> **DATASET ROWS**

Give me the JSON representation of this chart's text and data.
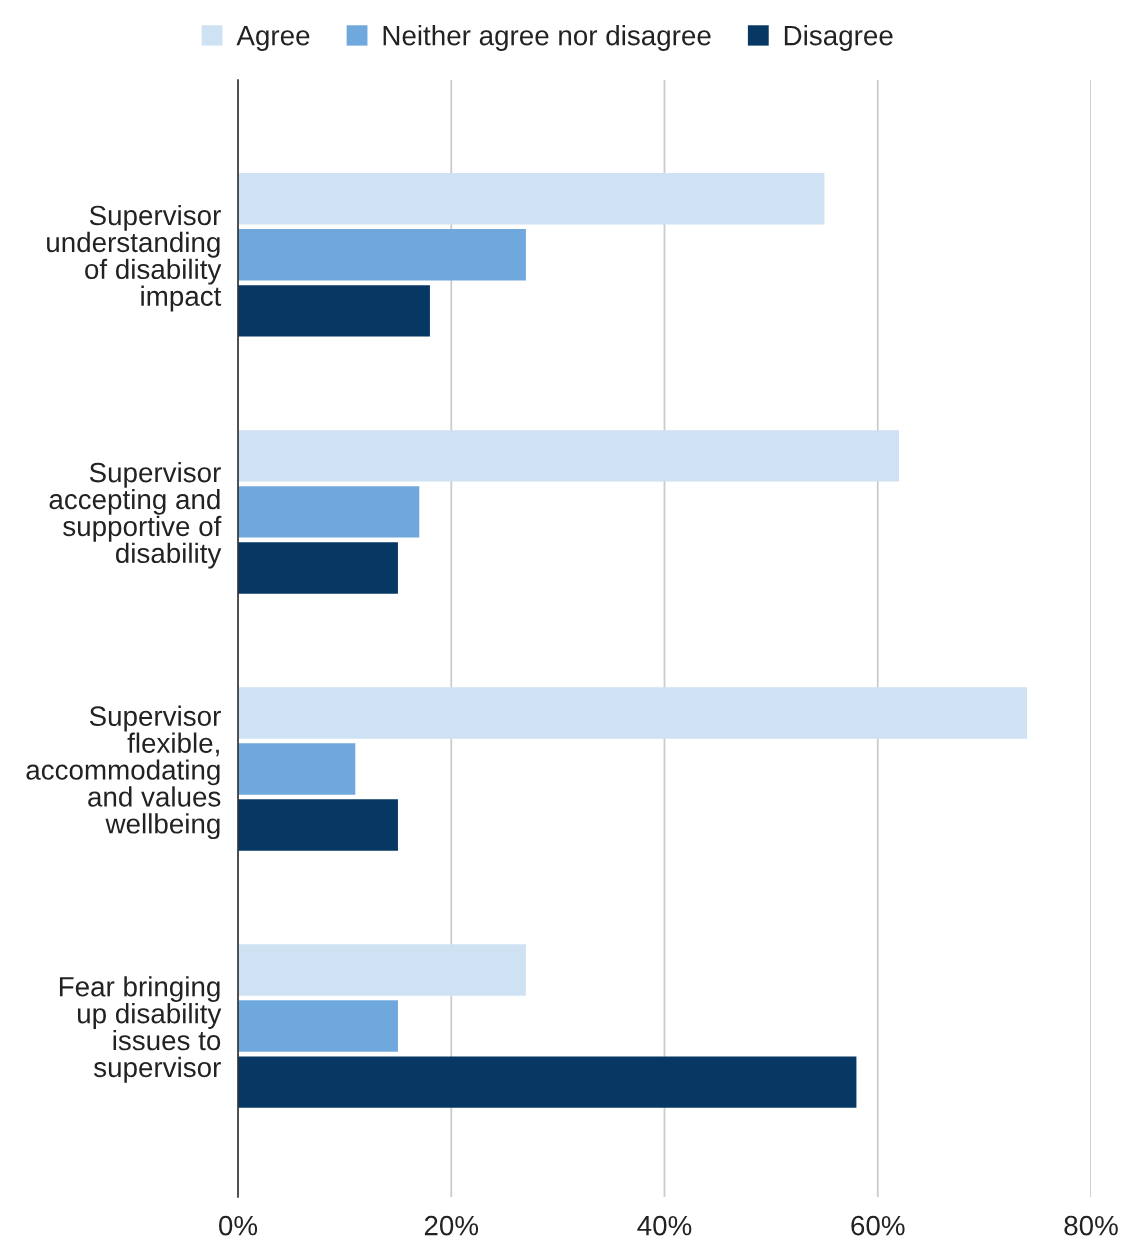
{
  "chart_data": {
    "type": "bar",
    "orientation": "horizontal",
    "categories": [
      "Supervisor\nunderstanding\nof disability\nimpact",
      "Supervisor\naccepting and\nsupportive of\ndisability",
      "Supervisor\nflexible,\naccommodating\nand values\nwellbeing",
      "Fear bringing\nup disability\nissues to\nsupervisor"
    ],
    "series": [
      {
        "name": "Agree",
        "color": "#cfe2f3",
        "values": [
          55,
          62,
          74,
          27
        ]
      },
      {
        "name": "Neither agree nor disagree",
        "color": "#6fa8dc",
        "values": [
          27,
          17,
          11,
          15
        ]
      },
      {
        "name": "Disagree",
        "color": "#073763",
        "values": [
          18,
          15,
          15,
          58
        ]
      }
    ],
    "xlim": [
      0,
      80
    ],
    "xticks": [
      {
        "value": 0,
        "label": "0%"
      },
      {
        "value": 20,
        "label": "20%"
      },
      {
        "value": 40,
        "label": "40%"
      },
      {
        "value": 60,
        "label": "60%"
      },
      {
        "value": 80,
        "label": "80%"
      }
    ],
    "grid": "x",
    "legend": "top"
  }
}
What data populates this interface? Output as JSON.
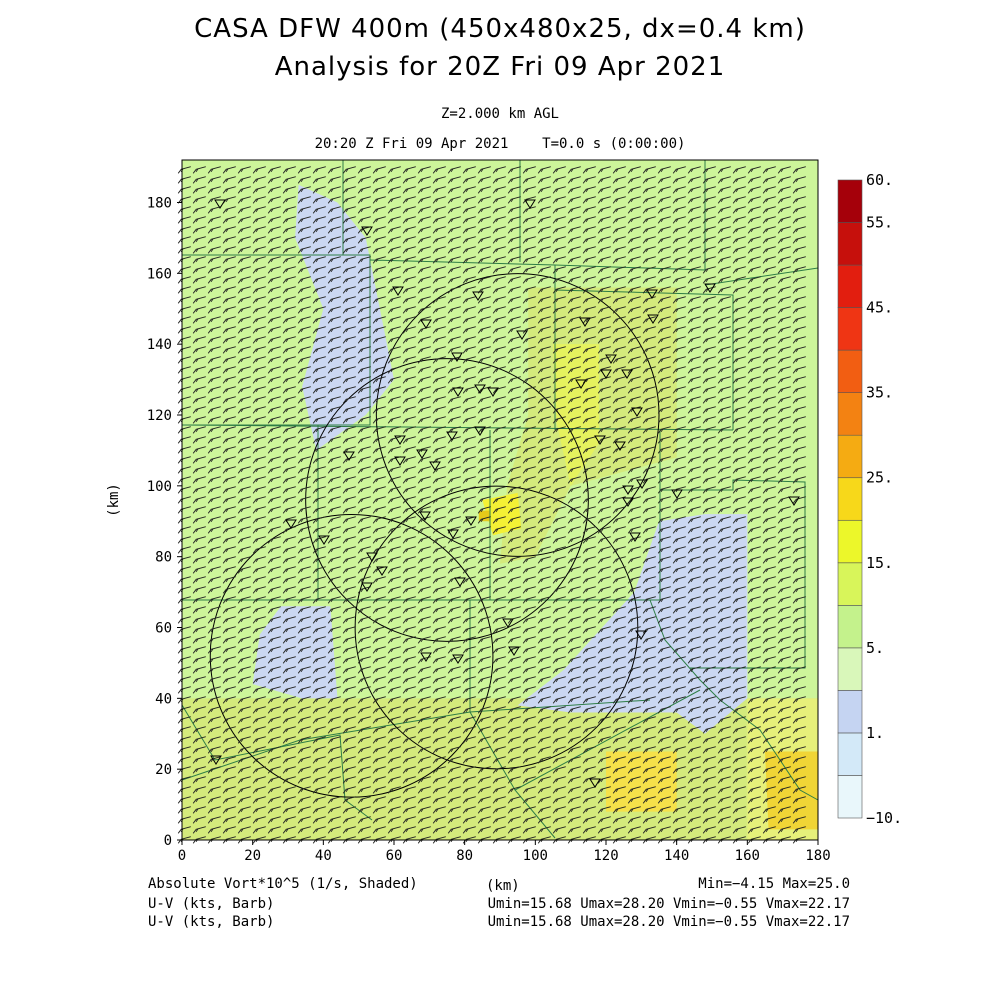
{
  "header": {
    "title_line1": "CASA DFW 400m (450x480x25, dx=0.4 km)",
    "title_line2": "Analysis for 20Z Fri 09 Apr 2021",
    "level": "Z=2.000 km AGL",
    "valid_time": "20:20 Z Fri 09 Apr 2021    T=0.0 s (0:00:00)"
  },
  "map": {
    "x_axis_label": "(km)",
    "y_axis_label": "(km)",
    "x_range": [
      0,
      180
    ],
    "y_range": [
      0,
      192
    ],
    "x_ticks": [
      "0",
      "20",
      "40",
      "60",
      "80",
      "100",
      "120",
      "140",
      "160",
      "180"
    ],
    "y_ticks": [
      "0",
      "20",
      "40",
      "60",
      "80",
      "100",
      "120",
      "140",
      "160",
      "180"
    ],
    "background_color": "#cdf59a",
    "radar_rings_km": [
      {
        "cx": 95,
        "cy": 120,
        "r": 40
      },
      {
        "cx": 75,
        "cy": 96,
        "r": 40
      },
      {
        "cx": 89,
        "cy": 60,
        "r": 40
      },
      {
        "cx": 48,
        "cy": 52,
        "r": 40
      }
    ],
    "shading_regions": [
      {
        "color": "#d4ea7c",
        "points": [
          [
            98,
            156
          ],
          [
            140,
            156
          ],
          [
            140,
            108
          ],
          [
            110,
            100
          ],
          [
            100,
            80
          ],
          [
            90,
            78
          ],
          [
            92,
            100
          ],
          [
            98,
            120
          ]
        ]
      },
      {
        "color": "#e5f25e",
        "points": [
          [
            105,
            140
          ],
          [
            118,
            140
          ],
          [
            118,
            112
          ],
          [
            110,
            100
          ],
          [
            106,
            118
          ]
        ]
      },
      {
        "color": "#f4f135",
        "points": [
          [
            85,
            96
          ],
          [
            95,
            98
          ],
          [
            96,
            88
          ],
          [
            88,
            86
          ]
        ]
      },
      {
        "color": "#e6c91a",
        "points": [
          [
            84,
            93
          ],
          [
            87,
            93
          ],
          [
            87,
            90
          ],
          [
            84,
            90
          ]
        ]
      },
      {
        "color": "#d4ea7c",
        "points": [
          [
            0,
            40
          ],
          [
            180,
            40
          ],
          [
            180,
            0
          ],
          [
            0,
            0
          ]
        ]
      },
      {
        "color": "#cbd7f2",
        "points": [
          [
            33,
            185
          ],
          [
            44,
            180
          ],
          [
            52,
            170
          ],
          [
            56,
            150
          ],
          [
            60,
            130
          ],
          [
            52,
            120
          ],
          [
            38,
            110
          ],
          [
            34,
            128
          ],
          [
            40,
            150
          ],
          [
            32,
            170
          ]
        ]
      },
      {
        "color": "#cbd7f2",
        "points": [
          [
            148,
            92
          ],
          [
            160,
            92
          ],
          [
            160,
            40
          ],
          [
            148,
            30
          ],
          [
            140,
            36
          ],
          [
            110,
            36
          ],
          [
            95,
            38
          ],
          [
            108,
            48
          ],
          [
            128,
            70
          ],
          [
            135,
            90
          ]
        ]
      },
      {
        "color": "#cbd7f2",
        "points": [
          [
            28,
            66
          ],
          [
            42,
            66
          ],
          [
            44,
            40
          ],
          [
            34,
            40
          ],
          [
            20,
            44
          ],
          [
            22,
            58
          ]
        ]
      },
      {
        "color": "#e6f07a",
        "points": [
          [
            160,
            40
          ],
          [
            180,
            40
          ],
          [
            180,
            0
          ],
          [
            160,
            0
          ]
        ]
      },
      {
        "color": "#f0d536",
        "points": [
          [
            165,
            25
          ],
          [
            180,
            25
          ],
          [
            180,
            3
          ],
          [
            166,
            3
          ]
        ]
      },
      {
        "color": "#f5e14a",
        "points": [
          [
            120,
            25
          ],
          [
            140,
            25
          ],
          [
            140,
            8
          ],
          [
            120,
            8
          ]
        ]
      }
    ],
    "wind_barb_direction_deg": 255,
    "colorbar": {
      "colors": [
        "#e9f7fb",
        "#d3e9f8",
        "#c5d4f2",
        "#d9f7ba",
        "#c4f28c",
        "#d8f55a",
        "#ecf72a",
        "#f7d81a",
        "#f5ab12",
        "#f38212",
        "#f25e12",
        "#ef3514",
        "#e21e0f",
        "#c6100c",
        "#a5000a"
      ],
      "labels": [
        {
          "text": "60.",
          "index": 15
        },
        {
          "text": "55.",
          "index": 14
        },
        {
          "text": "45.",
          "index": 12
        },
        {
          "text": "35.",
          "index": 10
        },
        {
          "text": "25.",
          "index": 8
        },
        {
          "text": "15.",
          "index": 6
        },
        {
          "text": "5.",
          "index": 4
        },
        {
          "text": "1.",
          "index": 2
        },
        {
          "text": "−10.",
          "index": 0
        }
      ]
    }
  },
  "footer": {
    "left1": "Absolute Vort*10^5 (1/s, Shaded)",
    "left2": "U-V (kts, Barb)",
    "left3": "U-V (kts, Barb)",
    "center": "(km)",
    "right1": "Min=−4.15 Max=25.0",
    "right2": "Umin=15.68 Umax=28.20 Vmin=−0.55 Vmax=22.17",
    "right3": "Umin=15.68 Umax=28.20 Vmin=−0.55 Vmax=22.17"
  }
}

> **GOAL**
Only lines with the string "text" belong in your answer; copy each one.

> **FINAL ANSWER**
Give me the JSON representation of this chart's text and data.
          "text": "60.",
          "text": "55.",
          "text": "45.",
          "text": "35.",
          "text": "25.",
          "text": "15.",
          "text": "5.",
          "text": "1.",
          "text": "−10.",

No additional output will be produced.